-- Records for the exercise follows --
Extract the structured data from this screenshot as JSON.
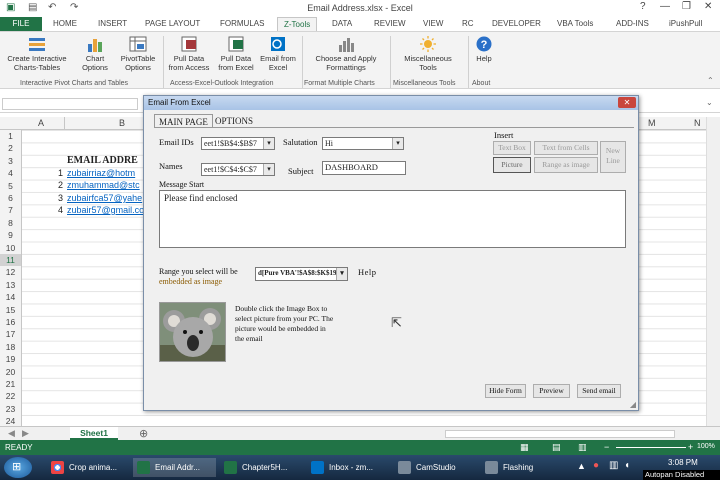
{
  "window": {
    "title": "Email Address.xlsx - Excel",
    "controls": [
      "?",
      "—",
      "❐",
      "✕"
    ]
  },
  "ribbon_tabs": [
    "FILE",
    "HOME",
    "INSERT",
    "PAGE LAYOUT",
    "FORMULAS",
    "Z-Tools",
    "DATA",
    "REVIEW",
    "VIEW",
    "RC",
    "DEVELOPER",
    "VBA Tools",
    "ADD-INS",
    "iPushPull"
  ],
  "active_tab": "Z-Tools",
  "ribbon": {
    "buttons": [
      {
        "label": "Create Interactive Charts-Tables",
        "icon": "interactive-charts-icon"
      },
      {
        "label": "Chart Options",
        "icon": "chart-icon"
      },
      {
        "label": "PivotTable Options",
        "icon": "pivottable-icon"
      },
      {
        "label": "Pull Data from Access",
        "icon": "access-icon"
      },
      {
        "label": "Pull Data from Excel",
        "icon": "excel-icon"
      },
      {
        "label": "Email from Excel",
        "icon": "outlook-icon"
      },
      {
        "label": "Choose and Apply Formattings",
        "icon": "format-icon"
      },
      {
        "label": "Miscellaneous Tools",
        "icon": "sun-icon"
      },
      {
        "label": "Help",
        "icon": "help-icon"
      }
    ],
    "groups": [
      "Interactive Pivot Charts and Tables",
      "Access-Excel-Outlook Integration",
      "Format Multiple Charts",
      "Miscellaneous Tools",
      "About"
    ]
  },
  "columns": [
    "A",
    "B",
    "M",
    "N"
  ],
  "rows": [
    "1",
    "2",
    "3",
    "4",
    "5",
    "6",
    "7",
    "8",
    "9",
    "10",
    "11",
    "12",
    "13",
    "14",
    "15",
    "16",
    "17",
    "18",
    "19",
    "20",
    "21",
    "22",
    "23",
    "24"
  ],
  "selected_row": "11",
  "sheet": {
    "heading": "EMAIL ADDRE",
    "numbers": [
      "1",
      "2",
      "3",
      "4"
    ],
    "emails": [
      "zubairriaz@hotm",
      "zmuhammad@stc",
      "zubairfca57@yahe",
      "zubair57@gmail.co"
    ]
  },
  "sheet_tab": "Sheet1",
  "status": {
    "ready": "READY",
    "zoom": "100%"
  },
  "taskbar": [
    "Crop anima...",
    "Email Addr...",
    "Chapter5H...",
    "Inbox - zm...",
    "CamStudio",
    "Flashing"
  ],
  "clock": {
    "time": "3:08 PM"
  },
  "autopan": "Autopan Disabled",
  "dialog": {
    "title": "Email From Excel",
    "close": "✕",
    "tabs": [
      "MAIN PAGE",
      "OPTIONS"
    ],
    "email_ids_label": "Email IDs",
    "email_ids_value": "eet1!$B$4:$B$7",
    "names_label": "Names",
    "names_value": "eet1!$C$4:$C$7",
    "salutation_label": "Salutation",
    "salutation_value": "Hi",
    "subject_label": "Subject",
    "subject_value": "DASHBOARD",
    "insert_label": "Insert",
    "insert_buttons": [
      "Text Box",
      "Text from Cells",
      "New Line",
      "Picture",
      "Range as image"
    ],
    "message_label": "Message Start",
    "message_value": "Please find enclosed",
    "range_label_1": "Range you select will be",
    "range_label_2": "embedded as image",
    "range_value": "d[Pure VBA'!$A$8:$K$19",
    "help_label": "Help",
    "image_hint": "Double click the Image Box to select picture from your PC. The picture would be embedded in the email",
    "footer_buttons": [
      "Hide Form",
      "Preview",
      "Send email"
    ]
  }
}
-- Records for the exercise concluded --
• Directions:
Wherever the listing shows a picture, omit it and output the rest exactly as given.

• Finished task:
Extract the structured data from this screenshot as JSON.
{
  "window": {
    "title": "Email Address.xlsx - Excel",
    "controls": [
      "?",
      "—",
      "❐",
      "✕"
    ]
  },
  "ribbon_tabs": [
    "FILE",
    "HOME",
    "INSERT",
    "PAGE LAYOUT",
    "FORMULAS",
    "Z-Tools",
    "DATA",
    "REVIEW",
    "VIEW",
    "RC",
    "DEVELOPER",
    "VBA Tools",
    "ADD-INS",
    "iPushPull"
  ],
  "active_tab": "Z-Tools",
  "ribbon": {
    "buttons": [
      {
        "label": "Create Interactive Charts-Tables",
        "icon": "interactive-charts-icon"
      },
      {
        "label": "Chart Options",
        "icon": "chart-icon"
      },
      {
        "label": "PivotTable Options",
        "icon": "pivottable-icon"
      },
      {
        "label": "Pull Data from Access",
        "icon": "access-icon"
      },
      {
        "label": "Pull Data from Excel",
        "icon": "excel-icon"
      },
      {
        "label": "Email from Excel",
        "icon": "outlook-icon"
      },
      {
        "label": "Choose and Apply Formattings",
        "icon": "format-icon"
      },
      {
        "label": "Miscellaneous Tools",
        "icon": "sun-icon"
      },
      {
        "label": "Help",
        "icon": "help-icon"
      }
    ],
    "groups": [
      "Interactive Pivot Charts and Tables",
      "Access-Excel-Outlook Integration",
      "Format Multiple Charts",
      "Miscellaneous Tools",
      "About"
    ]
  },
  "columns": [
    "A",
    "B",
    "M",
    "N"
  ],
  "rows": [
    "1",
    "2",
    "3",
    "4",
    "5",
    "6",
    "7",
    "8",
    "9",
    "10",
    "11",
    "12",
    "13",
    "14",
    "15",
    "16",
    "17",
    "18",
    "19",
    "20",
    "21",
    "22",
    "23",
    "24"
  ],
  "selected_row": "11",
  "sheet": {
    "heading": "EMAIL ADDRE",
    "numbers": [
      "1",
      "2",
      "3",
      "4"
    ],
    "emails": [
      "zubairriaz@hotm",
      "zmuhammad@stc",
      "zubairfca57@yahe",
      "zubair57@gmail.co"
    ]
  },
  "sheet_tab": "Sheet1",
  "status": {
    "ready": "READY",
    "zoom": "100%"
  },
  "taskbar": [
    "Crop anima...",
    "Email Addr...",
    "Chapter5H...",
    "Inbox - zm...",
    "CamStudio",
    "Flashing"
  ],
  "clock": {
    "time": "3:08 PM"
  },
  "autopan": "Autopan Disabled",
  "dialog": {
    "title": "Email From Excel",
    "close": "✕",
    "tabs": [
      "MAIN PAGE",
      "OPTIONS"
    ],
    "email_ids_label": "Email IDs",
    "email_ids_value": "eet1!$B$4:$B$7",
    "names_label": "Names",
    "names_value": "eet1!$C$4:$C$7",
    "salutation_label": "Salutation",
    "salutation_value": "Hi",
    "subject_label": "Subject",
    "subject_value": "DASHBOARD",
    "insert_label": "Insert",
    "insert_buttons": [
      "Text Box",
      "Text from Cells",
      "New Line",
      "Picture",
      "Range as image"
    ],
    "message_label": "Message Start",
    "message_value": "Please find enclosed",
    "range_label_1": "Range you select will be",
    "range_label_2": "embedded as image",
    "range_value": "d[Pure VBA'!$A$8:$K$19",
    "help_label": "Help",
    "image_hint": "Double click the Image Box to select picture from your PC. The picture would be embedded in the email",
    "footer_buttons": [
      "Hide Form",
      "Preview",
      "Send email"
    ]
  }
}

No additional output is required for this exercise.